Dataset entries
--------------------------------------------------
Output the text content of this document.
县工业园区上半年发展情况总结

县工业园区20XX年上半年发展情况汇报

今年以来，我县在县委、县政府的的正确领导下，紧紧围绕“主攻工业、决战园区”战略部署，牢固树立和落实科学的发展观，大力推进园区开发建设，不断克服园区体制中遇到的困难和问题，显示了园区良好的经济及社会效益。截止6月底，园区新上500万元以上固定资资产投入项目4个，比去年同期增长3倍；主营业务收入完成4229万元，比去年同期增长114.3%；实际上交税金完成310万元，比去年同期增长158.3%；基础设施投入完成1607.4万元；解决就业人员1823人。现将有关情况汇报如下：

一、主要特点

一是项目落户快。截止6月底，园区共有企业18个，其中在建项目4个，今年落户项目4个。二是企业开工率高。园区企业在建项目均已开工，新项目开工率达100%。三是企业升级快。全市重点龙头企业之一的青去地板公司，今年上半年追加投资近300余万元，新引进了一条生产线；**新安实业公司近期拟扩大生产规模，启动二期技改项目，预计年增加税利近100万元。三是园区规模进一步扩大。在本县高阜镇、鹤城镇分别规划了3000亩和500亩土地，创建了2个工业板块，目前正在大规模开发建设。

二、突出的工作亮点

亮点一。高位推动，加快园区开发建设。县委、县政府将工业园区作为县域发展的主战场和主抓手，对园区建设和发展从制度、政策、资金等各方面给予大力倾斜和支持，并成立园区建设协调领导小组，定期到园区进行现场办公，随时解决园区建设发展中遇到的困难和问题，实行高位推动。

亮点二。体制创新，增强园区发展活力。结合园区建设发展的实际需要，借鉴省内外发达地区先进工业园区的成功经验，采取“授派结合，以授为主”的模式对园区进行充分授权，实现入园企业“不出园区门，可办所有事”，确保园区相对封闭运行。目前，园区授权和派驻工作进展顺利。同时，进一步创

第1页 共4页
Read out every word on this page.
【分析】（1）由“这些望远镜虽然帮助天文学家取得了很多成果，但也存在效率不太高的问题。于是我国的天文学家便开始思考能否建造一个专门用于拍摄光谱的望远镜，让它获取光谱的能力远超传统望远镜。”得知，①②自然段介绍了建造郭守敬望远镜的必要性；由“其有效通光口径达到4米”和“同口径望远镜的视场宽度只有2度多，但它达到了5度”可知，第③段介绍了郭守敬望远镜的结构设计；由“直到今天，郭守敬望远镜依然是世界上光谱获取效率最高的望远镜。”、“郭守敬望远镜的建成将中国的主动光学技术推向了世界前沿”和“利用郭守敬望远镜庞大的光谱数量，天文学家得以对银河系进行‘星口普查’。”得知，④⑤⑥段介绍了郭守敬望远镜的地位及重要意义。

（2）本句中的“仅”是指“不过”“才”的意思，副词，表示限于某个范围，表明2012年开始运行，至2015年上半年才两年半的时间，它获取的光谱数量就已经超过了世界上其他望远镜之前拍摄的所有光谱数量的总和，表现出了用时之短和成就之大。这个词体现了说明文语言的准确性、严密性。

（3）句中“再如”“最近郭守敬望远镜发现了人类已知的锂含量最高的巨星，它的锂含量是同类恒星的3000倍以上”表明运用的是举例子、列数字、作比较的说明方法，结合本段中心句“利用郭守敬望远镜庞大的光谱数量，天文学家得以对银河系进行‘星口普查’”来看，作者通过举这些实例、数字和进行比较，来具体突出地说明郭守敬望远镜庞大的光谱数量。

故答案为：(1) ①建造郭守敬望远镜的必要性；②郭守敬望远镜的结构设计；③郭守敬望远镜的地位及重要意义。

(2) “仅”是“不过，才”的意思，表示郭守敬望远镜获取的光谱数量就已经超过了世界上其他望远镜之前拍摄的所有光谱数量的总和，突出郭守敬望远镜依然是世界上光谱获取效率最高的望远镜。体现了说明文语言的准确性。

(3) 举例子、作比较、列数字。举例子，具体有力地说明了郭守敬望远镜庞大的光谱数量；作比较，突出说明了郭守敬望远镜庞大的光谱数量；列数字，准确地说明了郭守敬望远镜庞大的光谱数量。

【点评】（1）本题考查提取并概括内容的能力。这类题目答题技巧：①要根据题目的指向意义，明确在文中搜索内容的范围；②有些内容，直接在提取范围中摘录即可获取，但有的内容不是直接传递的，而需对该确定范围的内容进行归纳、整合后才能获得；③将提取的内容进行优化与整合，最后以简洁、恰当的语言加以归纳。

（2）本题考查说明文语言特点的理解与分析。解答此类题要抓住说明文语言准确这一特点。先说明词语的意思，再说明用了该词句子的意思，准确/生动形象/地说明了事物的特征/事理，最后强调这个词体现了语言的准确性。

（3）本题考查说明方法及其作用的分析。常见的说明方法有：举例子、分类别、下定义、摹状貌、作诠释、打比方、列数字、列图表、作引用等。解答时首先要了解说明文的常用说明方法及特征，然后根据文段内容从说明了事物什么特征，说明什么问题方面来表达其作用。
--------------------------------------------------
**Work to do:** Output the listing above exactly as it appears.

**Complete answer:**
Output the text content of this document.
县工业园区上半年发展情况总结

县工业园区20XX年上半年发展情况汇报

今年以来，我县在县委、县政府的的正确领导下，紧紧围绕“主攻工业、决战园区”战略部署，牢固树立和落实科学的发展观，大力推进园区开发建设，不断克服园区体制中遇到的困难和问题，显示了园区良好的经济及社会效益。截止6月底，园区新上500万元以上固定资资产投入项目4个，比去年同期增长3倍；主营业务收入完成4229万元，比去年同期增长114.3%；实际上交税金完成310万元，比去年同期增长158.3%；基础设施投入完成1607.4万元；解决就业人员1823人。现将有关情况汇报如下：

一、主要特点

一是项目落户快。截止6月底，园区共有企业18个，其中在建项目4个，今年落户项目4个。二是企业开工率高。园区企业在建项目均已开工，新项目开工率达100%。三是企业升级快。全市重点龙头企业之一的青去地板公司，今年上半年追加投资近300余万元，新引进了一条生产线；**新安实业公司近期拟扩大生产规模，启动二期技改项目，预计年增加税利近100万元。三是园区规模进一步扩大。在本县高阜镇、鹤城镇分别规划了3000亩和500亩土地，创建了2个工业板块，目前正在大规模开发建设。

二、突出的工作亮点

亮点一。高位推动，加快园区开发建设。县委、县政府将工业园区作为县域发展的主战场和主抓手，对园区建设和发展从制度、政策、资金等各方面给予大力倾斜和支持，并成立园区建设协调领导小组，定期到园区进行现场办公，随时解决园区建设发展中遇到的困难和问题，实行高位推动。

亮点二。体制创新，增强园区发展活力。结合园区建设发展的实际需要，借鉴省内外发达地区先进工业园区的成功经验，采取“授派结合，以授为主”的模式对园区进行充分授权，实现入园企业“不出园区门，可办所有事”，确保园区相对封闭运行。目前，园区授权和派驻工作进展顺利。同时，进一步创

第1页 共4页
Read out every word on this page.
【分析】（1）由“这些望远镜虽然帮助天文学家取得了很多成果，但也存在效率不太高的问题。于是我国的天文学家便开始思考能否建造一个专门用于拍摄光谱的望远镜，让它获取光谱的能力远超传统望远镜。”得知，①②自然段介绍了建造郭守敬望远镜的必要性；由“其有效通光口径达到4米”和“同口径望远镜的视场宽度只有2度多，但它达到了5度”可知，第③段介绍了郭守敬望远镜的结构设计；由“直到今天，郭守敬望远镜依然是世界上光谱获取效率最高的望远镜。”、“郭守敬望远镜的建成将中国的主动光学技术推向了世界前沿”和“利用郭守敬望远镜庞大的光谱数量，天文学家得以对银河系进行‘星口普查’。”得知，④⑤⑥段介绍了郭守敬望远镜的地位及重要意义。

（2）本句中的“仅”是指“不过”“才”的意思，副词，表示限于某个范围，表明2012年开始运行，至2015年上半年才两年半的时间，它获取的光谱数量就已经超过了世界上其他望远镜之前拍摄的所有光谱数量的总和，表现出了用时之短和成就之大。这个词体现了说明文语言的准确性、严密性。

（3）句中“再如”“最近郭守敬望远镜发现了人类已知的锂含量最高的巨星，它的锂含量是同类恒星的3000倍以上”表明运用的是举例子、列数字、作比较的说明方法，结合本段中心句“利用郭守敬望远镜庞大的光谱数量，天文学家得以对银河系进行‘星口普查’”来看，作者通过举这些实例、数字和进行比较，来具体突出地说明郭守敬望远镜庞大的光谱数量。

故答案为：(1) ①建造郭守敬望远镜的必要性；②郭守敬望远镜的结构设计；③郭守敬望远镜的地位及重要意义。

(2) “仅”是“不过，才”的意思，表示郭守敬望远镜获取的光谱数量就已经超过了世界上其他望远镜之前拍摄的所有光谱数量的总和，突出郭守敬望远镜依然是世界上光谱获取效率最高的望远镜。体现了说明文语言的准确性。

(3) 举例子、作比较、列数字。举例子，具体有力地说明了郭守敬望远镜庞大的光谱数量；作比较，突出说明了郭守敬望远镜庞大的光谱数量；列数字，准确地说明了郭守敬望远镜庞大的光谱数量。

【点评】（1）本题考查提取并概括内容的能力。这类题目答题技巧：①要根据题目的指向意义，明确在文中搜索内容的范围；②有些内容，直接在提取范围中摘录即可获取，但有的内容不是直接传递的，而需对该确定范围的内容进行归纳、整合后才能获得；③将提取的内容进行优化与整合，最后以简洁、恰当的语言加以归纳。

（2）本题考查说明文语言特点的理解与分析。解答此类题要抓住说明文语言准确这一特点。先说明词语的意思，再说明用了该词句子的意思，准确/生动形象/地说明了事物的特征/事理，最后强调这个词体现了语言的准确性。

（3）本题考查说明方法及其作用的分析。常见的说明方法有：举例子、分类别、下定义、摹状貌、作诠释、打比方、列数字、列图表、作引用等。解答时首先要了解说明文的常用说明方法及特征，然后根据文段内容从说明了事物什么特征，说明什么问题方面来表达其作用。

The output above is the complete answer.